# REQUEST
Reproduce every one of the records below line for line, with no changes to wording, numbers or order.

# DATASET ENTRIES

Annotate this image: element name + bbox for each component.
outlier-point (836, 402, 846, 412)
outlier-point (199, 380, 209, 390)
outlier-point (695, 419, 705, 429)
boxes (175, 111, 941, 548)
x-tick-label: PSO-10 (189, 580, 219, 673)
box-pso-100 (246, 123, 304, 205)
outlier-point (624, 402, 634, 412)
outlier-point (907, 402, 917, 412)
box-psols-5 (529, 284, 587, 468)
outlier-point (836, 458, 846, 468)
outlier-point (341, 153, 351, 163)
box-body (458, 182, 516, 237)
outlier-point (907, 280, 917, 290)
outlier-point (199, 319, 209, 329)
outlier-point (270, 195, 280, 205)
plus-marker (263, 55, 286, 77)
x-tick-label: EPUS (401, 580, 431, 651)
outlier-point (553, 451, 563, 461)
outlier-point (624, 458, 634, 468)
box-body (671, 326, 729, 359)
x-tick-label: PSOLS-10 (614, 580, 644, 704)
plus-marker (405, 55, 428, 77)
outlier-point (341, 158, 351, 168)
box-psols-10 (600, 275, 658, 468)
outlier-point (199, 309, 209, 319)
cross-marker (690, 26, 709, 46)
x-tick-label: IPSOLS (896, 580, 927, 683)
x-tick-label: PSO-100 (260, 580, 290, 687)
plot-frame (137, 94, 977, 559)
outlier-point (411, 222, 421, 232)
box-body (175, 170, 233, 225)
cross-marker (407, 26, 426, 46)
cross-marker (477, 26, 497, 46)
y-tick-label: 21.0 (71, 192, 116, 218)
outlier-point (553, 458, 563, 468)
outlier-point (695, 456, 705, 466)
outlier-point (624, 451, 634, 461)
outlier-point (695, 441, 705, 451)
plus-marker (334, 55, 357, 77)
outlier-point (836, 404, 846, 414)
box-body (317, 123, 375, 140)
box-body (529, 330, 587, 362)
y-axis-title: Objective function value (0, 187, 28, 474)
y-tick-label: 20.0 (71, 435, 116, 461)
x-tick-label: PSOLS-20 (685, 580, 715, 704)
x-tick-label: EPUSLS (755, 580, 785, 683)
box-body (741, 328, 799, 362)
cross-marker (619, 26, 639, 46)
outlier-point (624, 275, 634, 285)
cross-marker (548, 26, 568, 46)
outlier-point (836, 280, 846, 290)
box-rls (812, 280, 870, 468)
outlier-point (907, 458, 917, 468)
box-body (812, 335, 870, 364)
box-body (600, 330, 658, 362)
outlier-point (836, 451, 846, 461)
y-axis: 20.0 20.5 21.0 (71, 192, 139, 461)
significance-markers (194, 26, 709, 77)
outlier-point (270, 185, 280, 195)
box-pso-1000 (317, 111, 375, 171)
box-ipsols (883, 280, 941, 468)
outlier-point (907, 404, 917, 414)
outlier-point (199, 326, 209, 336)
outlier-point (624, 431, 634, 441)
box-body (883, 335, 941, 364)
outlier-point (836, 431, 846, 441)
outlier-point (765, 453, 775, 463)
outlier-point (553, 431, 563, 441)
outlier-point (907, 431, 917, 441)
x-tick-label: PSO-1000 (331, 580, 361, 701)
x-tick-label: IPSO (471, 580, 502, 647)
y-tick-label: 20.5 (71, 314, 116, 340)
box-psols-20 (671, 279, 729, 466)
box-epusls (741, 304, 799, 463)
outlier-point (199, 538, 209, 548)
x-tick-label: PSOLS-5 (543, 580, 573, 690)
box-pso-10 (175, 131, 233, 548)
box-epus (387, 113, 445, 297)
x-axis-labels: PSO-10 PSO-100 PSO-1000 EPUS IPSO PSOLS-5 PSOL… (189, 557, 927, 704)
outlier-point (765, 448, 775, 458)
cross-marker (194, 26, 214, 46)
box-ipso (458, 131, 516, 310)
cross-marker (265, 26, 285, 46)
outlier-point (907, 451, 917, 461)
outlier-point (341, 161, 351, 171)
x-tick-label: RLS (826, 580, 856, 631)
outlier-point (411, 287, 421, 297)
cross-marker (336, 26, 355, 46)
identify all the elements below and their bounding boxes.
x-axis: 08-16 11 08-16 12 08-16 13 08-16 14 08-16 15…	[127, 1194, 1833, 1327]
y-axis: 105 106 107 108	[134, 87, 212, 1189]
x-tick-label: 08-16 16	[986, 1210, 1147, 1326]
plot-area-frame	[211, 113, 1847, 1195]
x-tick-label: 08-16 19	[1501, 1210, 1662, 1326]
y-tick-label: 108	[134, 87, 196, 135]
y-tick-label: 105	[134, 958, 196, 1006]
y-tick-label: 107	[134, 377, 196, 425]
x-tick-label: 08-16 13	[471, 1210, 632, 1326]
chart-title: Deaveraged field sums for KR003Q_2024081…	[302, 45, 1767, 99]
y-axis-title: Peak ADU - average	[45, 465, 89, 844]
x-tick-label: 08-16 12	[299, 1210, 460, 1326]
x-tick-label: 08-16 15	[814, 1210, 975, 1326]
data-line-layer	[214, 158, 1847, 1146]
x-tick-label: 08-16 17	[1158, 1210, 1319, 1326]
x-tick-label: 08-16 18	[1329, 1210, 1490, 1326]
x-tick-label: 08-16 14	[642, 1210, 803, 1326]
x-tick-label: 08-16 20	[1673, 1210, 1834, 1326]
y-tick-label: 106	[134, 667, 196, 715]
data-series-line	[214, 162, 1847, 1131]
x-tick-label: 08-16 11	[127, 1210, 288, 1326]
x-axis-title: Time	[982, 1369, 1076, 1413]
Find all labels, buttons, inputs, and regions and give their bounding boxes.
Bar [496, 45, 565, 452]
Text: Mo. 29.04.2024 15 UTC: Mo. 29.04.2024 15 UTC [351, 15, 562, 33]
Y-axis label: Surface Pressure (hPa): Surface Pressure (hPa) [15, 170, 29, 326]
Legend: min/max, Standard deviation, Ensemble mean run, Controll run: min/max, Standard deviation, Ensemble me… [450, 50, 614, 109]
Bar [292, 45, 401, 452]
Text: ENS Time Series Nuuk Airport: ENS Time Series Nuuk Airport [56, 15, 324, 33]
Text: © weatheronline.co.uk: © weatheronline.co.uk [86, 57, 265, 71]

# RESPONSE
Annotate this image: element name + bbox for each component.
outlier-point (836, 402, 846, 412)
outlier-point (199, 380, 209, 390)
outlier-point (695, 419, 705, 429)
boxes (175, 111, 941, 548)
x-tick-label: PSO-10 (189, 580, 219, 673)
box-pso-100 (246, 123, 304, 205)
outlier-point (624, 402, 634, 412)
outlier-point (907, 402, 917, 412)
box-psols-5 (529, 284, 587, 468)
outlier-point (836, 458, 846, 468)
outlier-point (341, 153, 351, 163)
box-body (458, 182, 516, 237)
outlier-point (907, 280, 917, 290)
outlier-point (199, 319, 209, 329)
outlier-point (270, 195, 280, 205)
plus-marker (263, 55, 286, 77)
x-tick-label: EPUS (401, 580, 431, 651)
outlier-point (553, 451, 563, 461)
outlier-point (624, 458, 634, 468)
box-body (671, 326, 729, 359)
x-tick-label: PSOLS-10 (614, 580, 644, 704)
plus-marker (405, 55, 428, 77)
outlier-point (341, 158, 351, 168)
box-psols-10 (600, 275, 658, 468)
outlier-point (199, 309, 209, 319)
cross-marker (690, 26, 709, 46)
x-tick-label: IPSOLS (896, 580, 927, 683)
x-tick-label: PSO-100 (260, 580, 290, 687)
plot-frame (137, 94, 977, 559)
outlier-point (411, 222, 421, 232)
box-body (175, 170, 233, 225)
cross-marker (407, 26, 426, 46)
cross-marker (477, 26, 497, 46)
y-tick-label: 21.0 (71, 192, 116, 218)
outlier-point (553, 458, 563, 468)
outlier-point (695, 456, 705, 466)
outlier-point (624, 451, 634, 461)
outlier-point (695, 441, 705, 451)
plus-marker (334, 55, 357, 77)
outlier-point (836, 404, 846, 414)
box-body (317, 123, 375, 140)
box-body (529, 330, 587, 362)
y-axis-title: Objective function value (0, 187, 28, 474)
y-tick-label: 20.0 (71, 435, 116, 461)
x-tick-label: PSOLS-20 (685, 580, 715, 704)
x-tick-label: EPUSLS (755, 580, 785, 683)
box-body (741, 328, 799, 362)
cross-marker (619, 26, 639, 46)
outlier-point (624, 275, 634, 285)
cross-marker (548, 26, 568, 46)
outlier-point (836, 280, 846, 290)
box-rls (812, 280, 870, 468)
outlier-point (907, 458, 917, 468)
box-body (812, 335, 870, 364)
box-body (600, 330, 658, 362)
outlier-point (836, 451, 846, 461)
y-axis: 20.0 20.5 21.0 (71, 192, 139, 461)
significance-markers (194, 26, 709, 77)
outlier-point (270, 185, 280, 195)
box-pso-1000 (317, 111, 375, 171)
box-ipsols (883, 280, 941, 468)
outlier-point (907, 404, 917, 414)
outlier-point (199, 326, 209, 336)
outlier-point (624, 431, 634, 441)
box-body (883, 335, 941, 364)
outlier-point (836, 431, 846, 441)
outlier-point (765, 453, 775, 463)
outlier-point (553, 431, 563, 441)
outlier-point (907, 431, 917, 441)
x-tick-label: PSO-1000 (331, 580, 361, 701)
x-tick-label: IPSO (471, 580, 502, 647)
y-tick-label: 20.5 (71, 314, 116, 340)
box-psols-20 (671, 279, 729, 466)
box-epusls (741, 304, 799, 463)
outlier-point (199, 538, 209, 548)
x-tick-label: PSOLS-5 (543, 580, 573, 690)
box-pso-10 (175, 131, 233, 548)
box-epus (387, 113, 445, 297)
x-axis-labels: PSO-10 PSO-100 PSO-1000 EPUS IPSO PSOLS-5 PSOL… (189, 557, 927, 704)
outlier-point (765, 448, 775, 458)
cross-marker (194, 26, 214, 46)
box-ipso (458, 131, 516, 310)
cross-marker (265, 26, 285, 46)
outlier-point (907, 451, 917, 461)
outlier-point (341, 161, 351, 171)
x-tick-label: RLS (826, 580, 856, 631)
outlier-point (411, 287, 421, 297)
cross-marker (336, 26, 355, 46)
identify all the elements below and their bounding boxes.
x-axis: 08-16 11 08-16 12 08-16 13 08-16 14 08-16 15…	[127, 1194, 1833, 1327]
y-axis: 105 106 107 108	[134, 87, 212, 1189]
x-tick-label: 08-16 16	[986, 1210, 1147, 1326]
plot-area-frame	[211, 113, 1847, 1195]
x-tick-label: 08-16 19	[1501, 1210, 1662, 1326]
y-tick-label: 108	[134, 87, 196, 135]
y-tick-label: 105	[134, 958, 196, 1006]
y-tick-label: 107	[134, 377, 196, 425]
x-tick-label: 08-16 13	[471, 1210, 632, 1326]
chart-title: Deaveraged field sums for KR003Q_2024081…	[302, 45, 1767, 99]
y-axis-title: Peak ADU - average	[45, 465, 89, 844]
x-tick-label: 08-16 12	[299, 1210, 460, 1326]
x-tick-label: 08-16 15	[814, 1210, 975, 1326]
data-line-layer	[214, 158, 1847, 1146]
x-tick-label: 08-16 17	[1158, 1210, 1319, 1326]
x-tick-label: 08-16 18	[1329, 1210, 1490, 1326]
x-tick-label: 08-16 14	[642, 1210, 803, 1326]
x-tick-label: 08-16 20	[1673, 1210, 1834, 1326]
y-tick-label: 106	[134, 667, 196, 715]
data-series-line	[214, 162, 1847, 1131]
x-tick-label: 08-16 11	[127, 1210, 288, 1326]
x-axis-title: Time	[982, 1369, 1076, 1413]
Find all labels, buttons, inputs, and regions and give their bounding boxes.
Bar [496, 45, 565, 452]
Text: Mo. 29.04.2024 15 UTC: Mo. 29.04.2024 15 UTC [351, 15, 562, 33]
Y-axis label: Surface Pressure (hPa): Surface Pressure (hPa) [15, 170, 29, 326]
Legend: min/max, Standard deviation, Ensemble mean run, Controll run: min/max, Standard deviation, Ensemble me… [450, 50, 614, 109]
Bar [292, 45, 401, 452]
Text: ENS Time Series Nuuk Airport: ENS Time Series Nuuk Airport [56, 15, 324, 33]
Text: © weatheronline.co.uk: © weatheronline.co.uk [86, 57, 265, 71]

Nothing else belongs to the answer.